## EXTRACTED INFORMATION
........

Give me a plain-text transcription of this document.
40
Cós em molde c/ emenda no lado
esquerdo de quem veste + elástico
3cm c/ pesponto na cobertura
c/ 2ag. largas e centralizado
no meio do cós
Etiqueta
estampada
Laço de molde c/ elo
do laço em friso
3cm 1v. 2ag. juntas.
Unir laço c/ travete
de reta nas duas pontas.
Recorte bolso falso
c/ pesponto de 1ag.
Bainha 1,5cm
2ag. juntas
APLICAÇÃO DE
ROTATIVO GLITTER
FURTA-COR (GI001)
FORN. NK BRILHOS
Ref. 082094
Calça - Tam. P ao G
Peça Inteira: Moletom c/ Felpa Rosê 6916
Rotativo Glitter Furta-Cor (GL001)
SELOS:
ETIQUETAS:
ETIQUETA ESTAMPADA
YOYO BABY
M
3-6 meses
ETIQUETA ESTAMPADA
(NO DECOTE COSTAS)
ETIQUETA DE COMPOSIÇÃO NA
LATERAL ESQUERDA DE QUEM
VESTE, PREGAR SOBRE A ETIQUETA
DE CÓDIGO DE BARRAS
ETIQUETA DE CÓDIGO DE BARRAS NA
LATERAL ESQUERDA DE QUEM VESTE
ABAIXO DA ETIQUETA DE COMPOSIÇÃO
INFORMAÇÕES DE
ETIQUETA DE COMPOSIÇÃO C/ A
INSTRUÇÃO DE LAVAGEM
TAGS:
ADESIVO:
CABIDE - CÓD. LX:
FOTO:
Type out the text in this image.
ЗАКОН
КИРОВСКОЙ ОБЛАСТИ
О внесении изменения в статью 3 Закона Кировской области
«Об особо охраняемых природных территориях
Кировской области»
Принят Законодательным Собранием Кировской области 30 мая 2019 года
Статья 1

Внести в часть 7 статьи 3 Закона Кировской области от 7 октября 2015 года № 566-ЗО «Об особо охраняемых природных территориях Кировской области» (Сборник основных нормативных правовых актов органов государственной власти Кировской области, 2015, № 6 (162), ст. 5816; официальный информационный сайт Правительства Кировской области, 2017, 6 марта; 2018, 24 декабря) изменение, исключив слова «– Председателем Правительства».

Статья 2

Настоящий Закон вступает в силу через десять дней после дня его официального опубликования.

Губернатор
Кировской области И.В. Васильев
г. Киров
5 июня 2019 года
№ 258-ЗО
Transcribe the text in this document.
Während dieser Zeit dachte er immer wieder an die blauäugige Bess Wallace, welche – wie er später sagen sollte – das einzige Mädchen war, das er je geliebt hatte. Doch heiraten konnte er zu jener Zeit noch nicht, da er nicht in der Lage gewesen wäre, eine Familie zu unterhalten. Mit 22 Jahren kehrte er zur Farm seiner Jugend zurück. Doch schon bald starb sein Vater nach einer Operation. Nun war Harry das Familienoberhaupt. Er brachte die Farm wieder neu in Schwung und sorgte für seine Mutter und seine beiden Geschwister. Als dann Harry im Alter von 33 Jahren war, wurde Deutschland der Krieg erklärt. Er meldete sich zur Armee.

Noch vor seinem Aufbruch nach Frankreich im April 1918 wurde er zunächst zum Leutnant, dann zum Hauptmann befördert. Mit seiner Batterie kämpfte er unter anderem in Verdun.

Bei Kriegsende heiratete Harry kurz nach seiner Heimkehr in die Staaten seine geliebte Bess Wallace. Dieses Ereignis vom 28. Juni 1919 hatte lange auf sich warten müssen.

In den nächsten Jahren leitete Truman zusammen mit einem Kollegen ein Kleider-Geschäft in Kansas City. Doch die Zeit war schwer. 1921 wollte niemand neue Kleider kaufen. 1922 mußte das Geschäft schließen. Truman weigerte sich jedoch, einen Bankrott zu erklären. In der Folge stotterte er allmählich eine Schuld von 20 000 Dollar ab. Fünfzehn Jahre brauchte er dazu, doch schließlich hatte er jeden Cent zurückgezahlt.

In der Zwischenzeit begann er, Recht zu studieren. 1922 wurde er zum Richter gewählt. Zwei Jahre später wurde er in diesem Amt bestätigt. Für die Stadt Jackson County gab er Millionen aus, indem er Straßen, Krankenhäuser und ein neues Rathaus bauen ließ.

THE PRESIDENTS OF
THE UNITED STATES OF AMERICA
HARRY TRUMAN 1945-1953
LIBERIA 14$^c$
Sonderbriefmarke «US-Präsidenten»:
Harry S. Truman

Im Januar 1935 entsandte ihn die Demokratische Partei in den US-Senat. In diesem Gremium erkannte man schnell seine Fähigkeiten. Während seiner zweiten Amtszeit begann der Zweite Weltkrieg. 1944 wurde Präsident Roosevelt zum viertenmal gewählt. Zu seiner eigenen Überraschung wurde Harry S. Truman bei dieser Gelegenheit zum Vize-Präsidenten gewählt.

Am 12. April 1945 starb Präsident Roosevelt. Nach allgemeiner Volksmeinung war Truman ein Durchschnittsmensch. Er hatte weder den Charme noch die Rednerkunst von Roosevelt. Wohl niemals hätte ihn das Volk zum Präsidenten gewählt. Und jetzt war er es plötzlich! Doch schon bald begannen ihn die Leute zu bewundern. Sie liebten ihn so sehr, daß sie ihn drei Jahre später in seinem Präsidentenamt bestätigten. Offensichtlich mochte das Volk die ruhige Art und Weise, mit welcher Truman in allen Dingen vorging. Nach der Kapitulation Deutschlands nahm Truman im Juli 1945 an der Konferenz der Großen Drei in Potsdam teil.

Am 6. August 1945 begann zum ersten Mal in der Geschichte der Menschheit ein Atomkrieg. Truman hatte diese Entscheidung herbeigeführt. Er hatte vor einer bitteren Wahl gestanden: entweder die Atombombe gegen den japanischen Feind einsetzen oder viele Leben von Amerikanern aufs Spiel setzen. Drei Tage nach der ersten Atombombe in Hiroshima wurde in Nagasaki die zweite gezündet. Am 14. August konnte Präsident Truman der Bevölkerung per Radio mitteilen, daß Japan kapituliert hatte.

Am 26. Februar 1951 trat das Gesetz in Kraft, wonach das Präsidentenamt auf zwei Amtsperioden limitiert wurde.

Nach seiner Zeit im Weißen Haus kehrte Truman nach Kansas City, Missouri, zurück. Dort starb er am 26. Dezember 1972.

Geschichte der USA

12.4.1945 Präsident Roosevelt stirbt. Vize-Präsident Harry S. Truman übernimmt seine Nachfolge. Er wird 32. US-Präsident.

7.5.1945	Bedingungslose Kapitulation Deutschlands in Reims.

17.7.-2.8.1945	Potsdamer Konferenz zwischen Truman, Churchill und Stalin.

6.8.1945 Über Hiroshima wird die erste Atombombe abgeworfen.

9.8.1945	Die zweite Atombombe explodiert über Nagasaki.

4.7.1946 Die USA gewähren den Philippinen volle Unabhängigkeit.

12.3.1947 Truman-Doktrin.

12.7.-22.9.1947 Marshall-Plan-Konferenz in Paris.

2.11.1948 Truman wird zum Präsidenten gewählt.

........

Each line must be given again exactly as written above.

Give me a plain-text transcription of this document.
40
Cós em molde c/ emenda no lado
esquerdo de quem veste + elástico
3cm c/ pesponto na cobertura
c/ 2ag. largas e centralizado
no meio do cós
Etiqueta
estampada
Laço de molde c/ elo
do laço em friso
3cm 1v. 2ag. juntas.
Unir laço c/ travete
de reta nas duas pontas.
Recorte bolso falso
c/ pesponto de 1ag.
Bainha 1,5cm
2ag. juntas
APLICAÇÃO DE
ROTATIVO GLITTER
FURTA-COR (GI001)
FORN. NK BRILHOS
Ref. 082094
Calça - Tam. P ao G
Peça Inteira: Moletom c/ Felpa Rosê 6916
Rotativo Glitter Furta-Cor (GL001)
SELOS:
ETIQUETAS:
ETIQUETA ESTAMPADA
YOYO BABY
M
3-6 meses
ETIQUETA ESTAMPADA
(NO DECOTE COSTAS)
ETIQUETA DE COMPOSIÇÃO NA
LATERAL ESQUERDA DE QUEM
VESTE, PREGAR SOBRE A ETIQUETA
DE CÓDIGO DE BARRAS
ETIQUETA DE CÓDIGO DE BARRAS NA
LATERAL ESQUERDA DE QUEM VESTE
ABAIXO DA ETIQUETA DE COMPOSIÇÃO
INFORMAÇÕES DE
ETIQUETA DE COMPOSIÇÃO C/ A
INSTRUÇÃO DE LAVAGEM
TAGS:
ADESIVO:
CABIDE - CÓD. LX:
FOTO:
Type out the text in this image.
ЗАКОН
КИРОВСКОЙ ОБЛАСТИ
О внесении изменения в статью 3 Закона Кировской области
«Об особо охраняемых природных территориях
Кировской области»
Принят Законодательным Собранием Кировской области 30 мая 2019 года
Статья 1

Внести в часть 7 статьи 3 Закона Кировской области от 7 октября 2015 года № 566-ЗО «Об особо охраняемых природных территориях Кировской области» (Сборник основных нормативных правовых актов органов государственной власти Кировской области, 2015, № 6 (162), ст. 5816; официальный информационный сайт Правительства Кировской области, 2017, 6 марта; 2018, 24 декабря) изменение, исключив слова «– Председателем Правительства».

Статья 2

Настоящий Закон вступает в силу через десять дней после дня его официального опубликования.

Губернатор
Кировской области И.В. Васильев
г. Киров
5 июня 2019 года
№ 258-ЗО
Transcribe the text in this document.
Während dieser Zeit dachte er immer wieder an die blauäugige Bess Wallace, welche – wie er später sagen sollte – das einzige Mädchen war, das er je geliebt hatte. Doch heiraten konnte er zu jener Zeit noch nicht, da er nicht in der Lage gewesen wäre, eine Familie zu unterhalten. Mit 22 Jahren kehrte er zur Farm seiner Jugend zurück. Doch schon bald starb sein Vater nach einer Operation. Nun war Harry das Familienoberhaupt. Er brachte die Farm wieder neu in Schwung und sorgte für seine Mutter und seine beiden Geschwister. Als dann Harry im Alter von 33 Jahren war, wurde Deutschland der Krieg erklärt. Er meldete sich zur Armee.

Noch vor seinem Aufbruch nach Frankreich im April 1918 wurde er zunächst zum Leutnant, dann zum Hauptmann befördert. Mit seiner Batterie kämpfte er unter anderem in Verdun.

Bei Kriegsende heiratete Harry kurz nach seiner Heimkehr in die Staaten seine geliebte Bess Wallace. Dieses Ereignis vom 28. Juni 1919 hatte lange auf sich warten müssen.

In den nächsten Jahren leitete Truman zusammen mit einem Kollegen ein Kleider-Geschäft in Kansas City. Doch die Zeit war schwer. 1921 wollte niemand neue Kleider kaufen. 1922 mußte das Geschäft schließen. Truman weigerte sich jedoch, einen Bankrott zu erklären. In der Folge stotterte er allmählich eine Schuld von 20 000 Dollar ab. Fünfzehn Jahre brauchte er dazu, doch schließlich hatte er jeden Cent zurückgezahlt.

In der Zwischenzeit begann er, Recht zu studieren. 1922 wurde er zum Richter gewählt. Zwei Jahre später wurde er in diesem Amt bestätigt. Für die Stadt Jackson County gab er Millionen aus, indem er Straßen, Krankenhäuser und ein neues Rathaus bauen ließ.

THE PRESIDENTS OF
THE UNITED STATES OF AMERICA
HARRY TRUMAN 1945-1953
LIBERIA 14$^c$
Sonderbriefmarke «US-Präsidenten»:
Harry S. Truman

Im Januar 1935 entsandte ihn die Demokratische Partei in den US-Senat. In diesem Gremium erkannte man schnell seine Fähigkeiten. Während seiner zweiten Amtszeit begann der Zweite Weltkrieg. 1944 wurde Präsident Roosevelt zum viertenmal gewählt. Zu seiner eigenen Überraschung wurde Harry S. Truman bei dieser Gelegenheit zum Vize-Präsidenten gewählt.

Am 12. April 1945 starb Präsident Roosevelt. Nach allgemeiner Volksmeinung war Truman ein Durchschnittsmensch. Er hatte weder den Charme noch die Rednerkunst von Roosevelt. Wohl niemals hätte ihn das Volk zum Präsidenten gewählt. Und jetzt war er es plötzlich! Doch schon bald begannen ihn die Leute zu bewundern. Sie liebten ihn so sehr, daß sie ihn drei Jahre später in seinem Präsidentenamt bestätigten. Offensichtlich mochte das Volk die ruhige Art und Weise, mit welcher Truman in allen Dingen vorging. Nach der Kapitulation Deutschlands nahm Truman im Juli 1945 an der Konferenz der Großen Drei in Potsdam teil.

Am 6. August 1945 begann zum ersten Mal in der Geschichte der Menschheit ein Atomkrieg. Truman hatte diese Entscheidung herbeigeführt. Er hatte vor einer bitteren Wahl gestanden: entweder die Atombombe gegen den japanischen Feind einsetzen oder viele Leben von Amerikanern aufs Spiel setzen. Drei Tage nach der ersten Atombombe in Hiroshima wurde in Nagasaki die zweite gezündet. Am 14. August konnte Präsident Truman der Bevölkerung per Radio mitteilen, daß Japan kapituliert hatte.

Am 26. Februar 1951 trat das Gesetz in Kraft, wonach das Präsidentenamt auf zwei Amtsperioden limitiert wurde.

Nach seiner Zeit im Weißen Haus kehrte Truman nach Kansas City, Missouri, zurück. Dort starb er am 26. Dezember 1972.

Geschichte der USA

12.4.1945 Präsident Roosevelt stirbt. Vize-Präsident Harry S. Truman übernimmt seine Nachfolge. Er wird 32. US-Präsident.

7.5.1945	Bedingungslose Kapitulation Deutschlands in Reims.

17.7.-2.8.1945	Potsdamer Konferenz zwischen Truman, Churchill und Stalin.

6.8.1945 Über Hiroshima wird die erste Atombombe abgeworfen.

9.8.1945	Die zweite Atombombe explodiert über Nagasaki.

4.7.1946 Die USA gewähren den Philippinen volle Unabhängigkeit.

12.3.1947 Truman-Doktrin.

12.7.-22.9.1947 Marshall-Plan-Konferenz in Paris.

2.11.1948 Truman wird zum Präsidenten gewählt.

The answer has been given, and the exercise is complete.